Dataset items
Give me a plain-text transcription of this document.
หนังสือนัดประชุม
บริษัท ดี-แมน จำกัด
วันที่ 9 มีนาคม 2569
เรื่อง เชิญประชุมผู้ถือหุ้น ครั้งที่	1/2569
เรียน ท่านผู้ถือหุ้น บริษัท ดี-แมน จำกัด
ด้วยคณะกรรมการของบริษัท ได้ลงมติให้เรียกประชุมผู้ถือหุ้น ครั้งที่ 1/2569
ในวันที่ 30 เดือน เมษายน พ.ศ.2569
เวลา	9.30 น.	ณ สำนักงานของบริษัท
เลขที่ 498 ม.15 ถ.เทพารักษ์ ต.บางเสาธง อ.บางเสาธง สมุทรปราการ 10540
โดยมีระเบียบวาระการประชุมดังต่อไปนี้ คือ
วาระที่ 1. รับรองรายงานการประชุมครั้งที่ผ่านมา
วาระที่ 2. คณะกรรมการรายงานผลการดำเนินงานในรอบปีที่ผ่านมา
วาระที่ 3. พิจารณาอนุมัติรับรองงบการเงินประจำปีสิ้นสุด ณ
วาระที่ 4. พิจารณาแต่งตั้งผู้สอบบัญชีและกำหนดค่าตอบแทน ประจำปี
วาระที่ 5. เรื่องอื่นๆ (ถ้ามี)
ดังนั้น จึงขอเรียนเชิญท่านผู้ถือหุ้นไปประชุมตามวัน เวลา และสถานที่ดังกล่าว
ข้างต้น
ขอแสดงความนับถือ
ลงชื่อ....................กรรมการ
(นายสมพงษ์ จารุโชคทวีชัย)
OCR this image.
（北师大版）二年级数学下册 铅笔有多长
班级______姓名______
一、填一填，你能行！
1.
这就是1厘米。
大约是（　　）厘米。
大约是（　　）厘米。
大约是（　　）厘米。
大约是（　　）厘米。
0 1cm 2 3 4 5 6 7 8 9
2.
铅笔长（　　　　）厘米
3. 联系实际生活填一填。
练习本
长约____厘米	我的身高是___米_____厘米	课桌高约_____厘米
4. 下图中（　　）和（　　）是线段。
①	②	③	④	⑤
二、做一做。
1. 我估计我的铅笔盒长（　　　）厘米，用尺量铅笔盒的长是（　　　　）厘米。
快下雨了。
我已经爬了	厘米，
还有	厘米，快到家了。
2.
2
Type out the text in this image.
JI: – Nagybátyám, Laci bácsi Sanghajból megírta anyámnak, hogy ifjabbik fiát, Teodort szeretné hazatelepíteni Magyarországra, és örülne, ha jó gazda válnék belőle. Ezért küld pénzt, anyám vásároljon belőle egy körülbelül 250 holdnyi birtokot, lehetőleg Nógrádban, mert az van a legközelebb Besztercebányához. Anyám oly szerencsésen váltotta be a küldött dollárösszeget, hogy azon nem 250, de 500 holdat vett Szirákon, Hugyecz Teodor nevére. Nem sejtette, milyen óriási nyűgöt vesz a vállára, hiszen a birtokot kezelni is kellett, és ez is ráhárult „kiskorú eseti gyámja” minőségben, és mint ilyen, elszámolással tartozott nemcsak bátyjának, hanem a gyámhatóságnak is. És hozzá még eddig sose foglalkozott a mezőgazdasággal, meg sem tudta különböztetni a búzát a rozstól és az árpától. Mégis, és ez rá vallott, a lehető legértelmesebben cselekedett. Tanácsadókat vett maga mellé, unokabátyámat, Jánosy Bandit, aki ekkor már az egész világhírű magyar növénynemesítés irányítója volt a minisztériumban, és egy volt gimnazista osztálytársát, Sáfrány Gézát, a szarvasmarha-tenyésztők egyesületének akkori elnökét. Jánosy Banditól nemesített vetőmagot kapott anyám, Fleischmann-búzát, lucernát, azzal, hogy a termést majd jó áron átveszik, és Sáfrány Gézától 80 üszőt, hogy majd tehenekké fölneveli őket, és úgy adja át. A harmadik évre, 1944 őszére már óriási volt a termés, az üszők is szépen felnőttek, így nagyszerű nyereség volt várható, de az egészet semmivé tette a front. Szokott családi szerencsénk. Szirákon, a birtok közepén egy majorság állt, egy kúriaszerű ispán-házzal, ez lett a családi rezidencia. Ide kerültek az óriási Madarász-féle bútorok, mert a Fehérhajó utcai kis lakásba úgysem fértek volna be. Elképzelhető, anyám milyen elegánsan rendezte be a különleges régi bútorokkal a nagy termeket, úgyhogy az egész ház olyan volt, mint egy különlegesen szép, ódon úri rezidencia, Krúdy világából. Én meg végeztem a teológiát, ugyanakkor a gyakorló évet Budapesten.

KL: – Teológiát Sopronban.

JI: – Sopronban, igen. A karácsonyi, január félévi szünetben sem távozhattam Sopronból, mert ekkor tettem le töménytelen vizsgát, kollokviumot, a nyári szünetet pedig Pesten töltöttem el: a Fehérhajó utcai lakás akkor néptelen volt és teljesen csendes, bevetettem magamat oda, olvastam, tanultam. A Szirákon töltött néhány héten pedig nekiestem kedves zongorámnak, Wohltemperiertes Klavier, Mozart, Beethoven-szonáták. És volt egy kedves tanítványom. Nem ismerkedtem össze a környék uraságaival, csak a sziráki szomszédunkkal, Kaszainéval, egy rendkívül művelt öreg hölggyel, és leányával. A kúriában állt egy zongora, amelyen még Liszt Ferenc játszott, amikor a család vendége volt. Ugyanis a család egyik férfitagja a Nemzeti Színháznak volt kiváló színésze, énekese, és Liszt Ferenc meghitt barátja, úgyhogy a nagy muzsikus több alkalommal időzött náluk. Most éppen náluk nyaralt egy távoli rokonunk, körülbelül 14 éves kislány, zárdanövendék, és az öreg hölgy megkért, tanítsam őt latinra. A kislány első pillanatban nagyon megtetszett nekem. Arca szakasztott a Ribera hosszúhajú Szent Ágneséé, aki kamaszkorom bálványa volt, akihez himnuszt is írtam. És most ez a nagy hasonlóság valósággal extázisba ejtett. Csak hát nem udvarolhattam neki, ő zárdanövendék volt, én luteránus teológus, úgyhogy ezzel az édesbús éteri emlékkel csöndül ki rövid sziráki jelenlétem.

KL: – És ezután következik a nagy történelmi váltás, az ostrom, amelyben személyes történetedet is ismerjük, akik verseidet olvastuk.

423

▶ _Prompt_: Scan the records above and report how many lines include the word "image", without any other text.

▶ _Complete output_: 2